Give the data a second time, exactly and in full.

--- start Excerpted records ---

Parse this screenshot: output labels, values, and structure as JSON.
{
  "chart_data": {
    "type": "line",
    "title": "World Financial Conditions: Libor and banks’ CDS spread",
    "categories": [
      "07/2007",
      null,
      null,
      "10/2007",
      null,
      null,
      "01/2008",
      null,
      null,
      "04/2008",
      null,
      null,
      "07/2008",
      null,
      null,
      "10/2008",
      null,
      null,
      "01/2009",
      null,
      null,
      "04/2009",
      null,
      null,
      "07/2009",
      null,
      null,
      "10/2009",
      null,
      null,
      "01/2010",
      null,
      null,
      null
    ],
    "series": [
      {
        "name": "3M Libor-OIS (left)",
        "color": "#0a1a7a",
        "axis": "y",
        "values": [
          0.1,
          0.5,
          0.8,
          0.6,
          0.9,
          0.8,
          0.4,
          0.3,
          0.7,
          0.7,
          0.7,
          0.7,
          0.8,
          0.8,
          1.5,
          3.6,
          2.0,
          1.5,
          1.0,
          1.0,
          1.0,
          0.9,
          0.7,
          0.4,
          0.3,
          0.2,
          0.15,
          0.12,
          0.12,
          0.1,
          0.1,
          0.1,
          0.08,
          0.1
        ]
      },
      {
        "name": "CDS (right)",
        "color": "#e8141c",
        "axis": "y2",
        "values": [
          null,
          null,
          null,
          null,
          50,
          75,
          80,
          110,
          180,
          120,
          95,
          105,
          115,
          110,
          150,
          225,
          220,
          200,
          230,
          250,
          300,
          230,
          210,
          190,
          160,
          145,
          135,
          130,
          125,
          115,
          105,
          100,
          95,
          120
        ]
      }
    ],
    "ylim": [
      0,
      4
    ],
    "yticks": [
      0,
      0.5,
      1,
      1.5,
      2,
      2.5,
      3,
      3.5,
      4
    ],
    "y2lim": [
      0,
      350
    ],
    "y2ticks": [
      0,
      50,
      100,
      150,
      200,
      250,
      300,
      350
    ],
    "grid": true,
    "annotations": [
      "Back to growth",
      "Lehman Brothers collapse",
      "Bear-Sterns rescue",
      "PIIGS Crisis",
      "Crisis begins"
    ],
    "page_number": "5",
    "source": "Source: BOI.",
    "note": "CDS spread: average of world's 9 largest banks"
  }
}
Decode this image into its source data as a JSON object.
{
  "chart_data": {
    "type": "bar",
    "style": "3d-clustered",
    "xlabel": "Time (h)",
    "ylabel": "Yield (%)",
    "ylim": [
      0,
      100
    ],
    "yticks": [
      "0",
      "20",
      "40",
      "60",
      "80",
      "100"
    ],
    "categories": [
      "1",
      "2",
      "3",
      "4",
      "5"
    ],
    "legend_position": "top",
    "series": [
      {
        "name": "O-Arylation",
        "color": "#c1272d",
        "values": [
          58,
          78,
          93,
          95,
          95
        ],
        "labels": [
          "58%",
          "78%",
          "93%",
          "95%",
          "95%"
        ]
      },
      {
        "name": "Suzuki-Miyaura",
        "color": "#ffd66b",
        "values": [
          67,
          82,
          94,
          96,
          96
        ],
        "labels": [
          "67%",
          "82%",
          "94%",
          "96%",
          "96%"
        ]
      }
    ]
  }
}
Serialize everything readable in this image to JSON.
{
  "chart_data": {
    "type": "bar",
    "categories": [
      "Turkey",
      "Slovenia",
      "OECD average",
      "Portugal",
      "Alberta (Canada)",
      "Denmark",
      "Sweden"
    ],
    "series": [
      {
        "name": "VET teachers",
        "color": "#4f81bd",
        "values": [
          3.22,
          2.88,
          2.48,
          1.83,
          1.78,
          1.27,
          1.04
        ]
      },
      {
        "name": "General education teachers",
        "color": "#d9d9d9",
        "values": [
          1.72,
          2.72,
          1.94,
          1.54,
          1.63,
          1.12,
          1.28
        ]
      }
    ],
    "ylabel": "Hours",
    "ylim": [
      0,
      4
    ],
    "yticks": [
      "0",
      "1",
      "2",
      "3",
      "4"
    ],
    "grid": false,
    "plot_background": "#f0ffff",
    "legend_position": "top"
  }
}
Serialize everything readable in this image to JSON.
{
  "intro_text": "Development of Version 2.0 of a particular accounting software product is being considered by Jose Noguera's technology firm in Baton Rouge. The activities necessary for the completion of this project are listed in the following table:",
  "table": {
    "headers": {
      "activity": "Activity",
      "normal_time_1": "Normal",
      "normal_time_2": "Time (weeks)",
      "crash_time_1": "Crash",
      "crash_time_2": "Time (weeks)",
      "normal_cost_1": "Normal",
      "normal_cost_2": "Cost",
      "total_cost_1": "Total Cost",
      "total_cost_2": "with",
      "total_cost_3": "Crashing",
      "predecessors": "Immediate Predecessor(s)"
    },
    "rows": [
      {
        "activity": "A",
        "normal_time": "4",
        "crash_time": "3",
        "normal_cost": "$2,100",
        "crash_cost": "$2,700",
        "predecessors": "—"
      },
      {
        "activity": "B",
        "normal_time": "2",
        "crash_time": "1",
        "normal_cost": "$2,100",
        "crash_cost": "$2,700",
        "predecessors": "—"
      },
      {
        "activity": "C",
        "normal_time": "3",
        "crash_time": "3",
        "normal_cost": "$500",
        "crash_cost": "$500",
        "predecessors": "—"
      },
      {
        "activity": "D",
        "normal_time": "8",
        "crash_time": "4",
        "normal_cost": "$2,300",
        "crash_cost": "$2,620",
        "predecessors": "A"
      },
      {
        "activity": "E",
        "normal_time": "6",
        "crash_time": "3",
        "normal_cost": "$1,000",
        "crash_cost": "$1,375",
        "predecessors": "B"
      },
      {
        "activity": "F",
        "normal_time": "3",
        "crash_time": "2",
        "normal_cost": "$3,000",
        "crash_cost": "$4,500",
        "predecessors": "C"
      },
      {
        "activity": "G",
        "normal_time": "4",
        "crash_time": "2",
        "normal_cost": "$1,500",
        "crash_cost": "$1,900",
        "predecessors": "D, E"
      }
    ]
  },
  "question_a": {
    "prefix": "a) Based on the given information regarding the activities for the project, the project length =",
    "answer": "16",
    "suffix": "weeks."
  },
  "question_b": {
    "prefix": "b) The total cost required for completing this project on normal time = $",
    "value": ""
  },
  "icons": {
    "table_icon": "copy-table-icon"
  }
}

--- end Excerpted records ---

> **Result**:
Parse this screenshot: output labels, values, and structure as JSON.
{
  "chart_data": {
    "type": "line",
    "title": "World Financial Conditions: Libor and banks’ CDS spread",
    "categories": [
      "07/2007",
      null,
      null,
      "10/2007",
      null,
      null,
      "01/2008",
      null,
      null,
      "04/2008",
      null,
      null,
      "07/2008",
      null,
      null,
      "10/2008",
      null,
      null,
      "01/2009",
      null,
      null,
      "04/2009",
      null,
      null,
      "07/2009",
      null,
      null,
      "10/2009",
      null,
      null,
      "01/2010",
      null,
      null,
      null
    ],
    "series": [
      {
        "name": "3M Libor-OIS (left)",
        "color": "#0a1a7a",
        "axis": "y",
        "values": [
          0.1,
          0.5,
          0.8,
          0.6,
          0.9,
          0.8,
          0.4,
          0.3,
          0.7,
          0.7,
          0.7,
          0.7,
          0.8,
          0.8,
          1.5,
          3.6,
          2.0,
          1.5,
          1.0,
          1.0,
          1.0,
          0.9,
          0.7,
          0.4,
          0.3,
          0.2,
          0.15,
          0.12,
          0.12,
          0.1,
          0.1,
          0.1,
          0.08,
          0.1
        ]
      },
      {
        "name": "CDS (right)",
        "color": "#e8141c",
        "axis": "y2",
        "values": [
          null,
          null,
          null,
          null,
          50,
          75,
          80,
          110,
          180,
          120,
          95,
          105,
          115,
          110,
          150,
          225,
          220,
          200,
          230,
          250,
          300,
          230,
          210,
          190,
          160,
          145,
          135,
          130,
          125,
          115,
          105,
          100,
          95,
          120
        ]
      }
    ],
    "ylim": [
      0,
      4
    ],
    "yticks": [
      0,
      0.5,
      1,
      1.5,
      2,
      2.5,
      3,
      3.5,
      4
    ],
    "y2lim": [
      0,
      350
    ],
    "y2ticks": [
      0,
      50,
      100,
      150,
      200,
      250,
      300,
      350
    ],
    "grid": true,
    "annotations": [
      "Back to growth",
      "Lehman Brothers collapse",
      "Bear-Sterns rescue",
      "PIIGS Crisis",
      "Crisis begins"
    ],
    "page_number": "5",
    "source": "Source: BOI.",
    "note": "CDS spread: average of world's 9 largest banks"
  }
}
Decode this image into its source data as a JSON object.
{
  "chart_data": {
    "type": "bar",
    "style": "3d-clustered",
    "xlabel": "Time (h)",
    "ylabel": "Yield (%)",
    "ylim": [
      0,
      100
    ],
    "yticks": [
      "0",
      "20",
      "40",
      "60",
      "80",
      "100"
    ],
    "categories": [
      "1",
      "2",
      "3",
      "4",
      "5"
    ],
    "legend_position": "top",
    "series": [
      {
        "name": "O-Arylation",
        "color": "#c1272d",
        "values": [
          58,
          78,
          93,
          95,
          95
        ],
        "labels": [
          "58%",
          "78%",
          "93%",
          "95%",
          "95%"
        ]
      },
      {
        "name": "Suzuki-Miyaura",
        "color": "#ffd66b",
        "values": [
          67,
          82,
          94,
          96,
          96
        ],
        "labels": [
          "67%",
          "82%",
          "94%",
          "96%",
          "96%"
        ]
      }
    ]
  }
}
Serialize everything readable in this image to JSON.
{
  "chart_data": {
    "type": "bar",
    "categories": [
      "Turkey",
      "Slovenia",
      "OECD average",
      "Portugal",
      "Alberta (Canada)",
      "Denmark",
      "Sweden"
    ],
    "series": [
      {
        "name": "VET teachers",
        "color": "#4f81bd",
        "values": [
          3.22,
          2.88,
          2.48,
          1.83,
          1.78,
          1.27,
          1.04
        ]
      },
      {
        "name": "General education teachers",
        "color": "#d9d9d9",
        "values": [
          1.72,
          2.72,
          1.94,
          1.54,
          1.63,
          1.12,
          1.28
        ]
      }
    ],
    "ylabel": "Hours",
    "ylim": [
      0,
      4
    ],
    "yticks": [
      "0",
      "1",
      "2",
      "3",
      "4"
    ],
    "grid": false,
    "plot_background": "#f0ffff",
    "legend_position": "top"
  }
}
Serialize everything readable in this image to JSON.
{
  "intro_text": "Development of Version 2.0 of a particular accounting software product is being considered by Jose Noguera's technology firm in Baton Rouge. The activities necessary for the completion of this project are listed in the following table:",
  "table": {
    "headers": {
      "activity": "Activity",
      "normal_time_1": "Normal",
      "normal_time_2": "Time (weeks)",
      "crash_time_1": "Crash",
      "crash_time_2": "Time (weeks)",
      "normal_cost_1": "Normal",
      "normal_cost_2": "Cost",
      "total_cost_1": "Total Cost",
      "total_cost_2": "with",
      "total_cost_3": "Crashing",
      "predecessors": "Immediate Predecessor(s)"
    },
    "rows": [
      {
        "activity": "A",
        "normal_time": "4",
        "crash_time": "3",
        "normal_cost": "$2,100",
        "crash_cost": "$2,700",
        "predecessors": "—"
      },
      {
        "activity": "B",
        "normal_time": "2",
        "crash_time": "1",
        "normal_cost": "$2,100",
        "crash_cost": "$2,700",
        "predecessors": "—"
      },
      {
        "activity": "C",
        "normal_time": "3",
        "crash_time": "3",
        "normal_cost": "$500",
        "crash_cost": "$500",
        "predecessors": "—"
      },
      {
        "activity": "D",
        "normal_time": "8",
        "crash_time": "4",
        "normal_cost": "$2,300",
        "crash_cost": "$2,620",
        "predecessors": "A"
      },
      {
        "activity": "E",
        "normal_time": "6",
        "crash_time": "3",
        "normal_cost": "$1,000",
        "crash_cost": "$1,375",
        "predecessors": "B"
      },
      {
        "activity": "F",
        "normal_time": "3",
        "crash_time": "2",
        "normal_cost": "$3,000",
        "crash_cost": "$4,500",
        "predecessors": "C"
      },
      {
        "activity": "G",
        "normal_time": "4",
        "crash_time": "2",
        "normal_cost": "$1,500",
        "crash_cost": "$1,900",
        "predecessors": "D, E"
      }
    ]
  },
  "question_a": {
    "prefix": "a) Based on the given information regarding the activities for the project, the project length =",
    "answer": "16",
    "suffix": "weeks."
  },
  "question_b": {
    "prefix": "b) The total cost required for completing this project on normal time = $",
    "value": ""
  },
  "icons": {
    "table_icon": "copy-table-icon"
  }
}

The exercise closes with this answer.